===== Records shown

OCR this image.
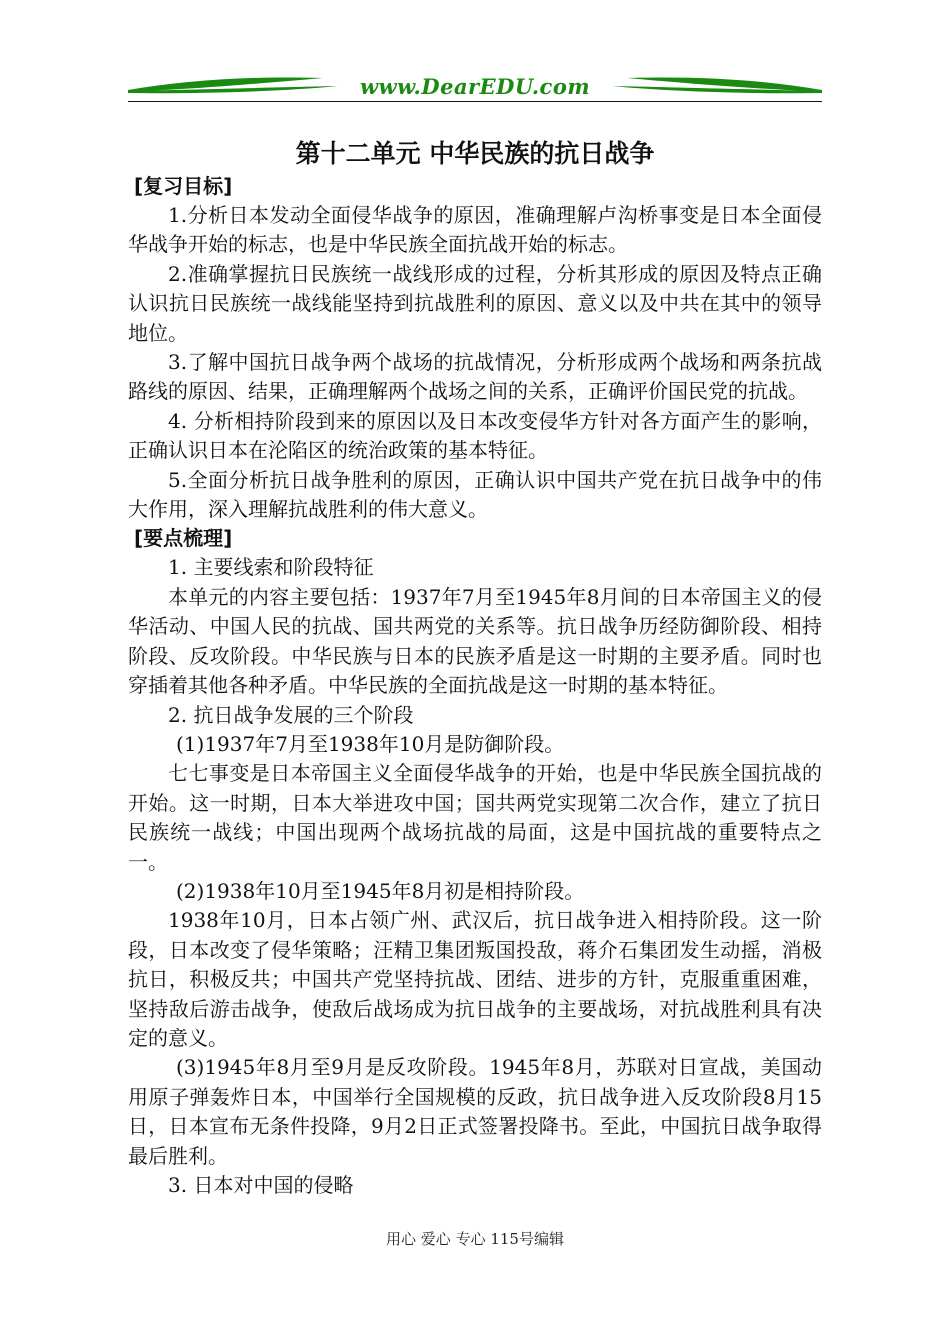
www.DearEDU.com
第十二单元 中华民族的抗日战争
[复习目标]

1.分析日本发动全面侵华战争的原因，准确理解卢沟桥事变是日本全面侵华战争开始的标志，也是中华民族全面抗战开始的标志。

2.准确掌握抗日民族统一战线形成的过程，分析其形成的原因及特点正确认识抗日民族统一战线能坚持到抗战胜利的原因、意义以及中共在其中的领导地位。

3.了解中国抗日战争两个战场的抗战情况，分析形成两个战场和两条抗战路线的原因、结果，正确理解两个战场之间的关系，正确评价国民党的抗战。

4. 分析相持阶段到来的原因以及日本改变侵华方针对各方面产生的影响，正确认识日本在沦陷区的统治政策的基本特征。

5.全面分析抗日战争胜利的原因，正确认识中国共产党在抗日战争中的伟大作用，深入理解抗战胜利的伟大意义。

[要点梳理]

1. 主要线索和阶段特征

本单元的内容主要包括：1937年7月至1945年8月间的日本帝国主义的侵华活动、中国人民的抗战、国共两党的关系等。抗日战争历经防御阶段、相持阶段、反攻阶段。中华民族与日本的民族矛盾是这一时期的主要矛盾。同时也穿插着其他各种矛盾。中华民族的全面抗战是这一时期的基本特征。

2. 抗日战争发展的三个阶段

(1)1937年7月至1938年10月是防御阶段。

七七事变是日本帝国主义全面侵华战争的开始，也是中华民族全国抗战的开始。这一时期，日本大举进攻中国；国共两党实现第二次合作，建立了抗日民族统一战线；中国出现两个战场抗战的局面，这是中国抗战的重要特点之一。

(2)1938年10月至1945年8月初是相持阶段。

1938年10月，日本占领广州、武汉后，抗日战争进入相持阶段。这一阶段，日本改变了侵华策略；汪精卫集团叛国投敌，蒋介石集团发生动摇，消极抗日，积极反共；中国共产党坚持抗战、团结、进步的方针，克服重重困难，坚持敌后游击战争，使敌后战场成为抗日战争的主要战场，对抗战胜利具有决定的意义。

(3)1945年8月至9月是反攻阶段。1945年8月，苏联对日宣战，美国动用原子弹轰炸日本，中国举行全国规模的反政，抗日战争进入反攻阶段8月15日，日本宣布无条件投降，9月2日正式签署投降书。至此，中国抗日战争取得最后胜利。

3. 日本对中国的侵略

用心 爱心 专心 115号编辑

==========

A faithful copy of the records above is needed, with the pictures left out.

Complete response
OCR this image.
www.DearEDU.com
第十二单元 中华民族的抗日战争
[复习目标]

1.分析日本发动全面侵华战争的原因，准确理解卢沟桥事变是日本全面侵华战争开始的标志，也是中华民族全面抗战开始的标志。

2.准确掌握抗日民族统一战线形成的过程，分析其形成的原因及特点正确认识抗日民族统一战线能坚持到抗战胜利的原因、意义以及中共在其中的领导地位。

3.了解中国抗日战争两个战场的抗战情况，分析形成两个战场和两条抗战路线的原因、结果，正确理解两个战场之间的关系，正确评价国民党的抗战。

4. 分析相持阶段到来的原因以及日本改变侵华方针对各方面产生的影响，正确认识日本在沦陷区的统治政策的基本特征。

5.全面分析抗日战争胜利的原因，正确认识中国共产党在抗日战争中的伟大作用，深入理解抗战胜利的伟大意义。

[要点梳理]

1. 主要线索和阶段特征

本单元的内容主要包括：1937年7月至1945年8月间的日本帝国主义的侵华活动、中国人民的抗战、国共两党的关系等。抗日战争历经防御阶段、相持阶段、反攻阶段。中华民族与日本的民族矛盾是这一时期的主要矛盾。同时也穿插着其他各种矛盾。中华民族的全面抗战是这一时期的基本特征。

2. 抗日战争发展的三个阶段

(1)1937年7月至1938年10月是防御阶段。

七七事变是日本帝国主义全面侵华战争的开始，也是中华民族全国抗战的开始。这一时期，日本大举进攻中国；国共两党实现第二次合作，建立了抗日民族统一战线；中国出现两个战场抗战的局面，这是中国抗战的重要特点之一。

(2)1938年10月至1945年8月初是相持阶段。

1938年10月，日本占领广州、武汉后，抗日战争进入相持阶段。这一阶段，日本改变了侵华策略；汪精卫集团叛国投敌，蒋介石集团发生动摇，消极抗日，积极反共；中国共产党坚持抗战、团结、进步的方针，克服重重困难，坚持敌后游击战争，使敌后战场成为抗日战争的主要战场，对抗战胜利具有决定的意义。

(3)1945年8月至9月是反攻阶段。1945年8月，苏联对日宣战，美国动用原子弹轰炸日本，中国举行全国规模的反政，抗日战争进入反攻阶段8月15日，日本宣布无条件投降，9月2日正式签署投降书。至此，中国抗日战争取得最后胜利。

3. 日本对中国的侵略

用心 爱心 专心 115号编辑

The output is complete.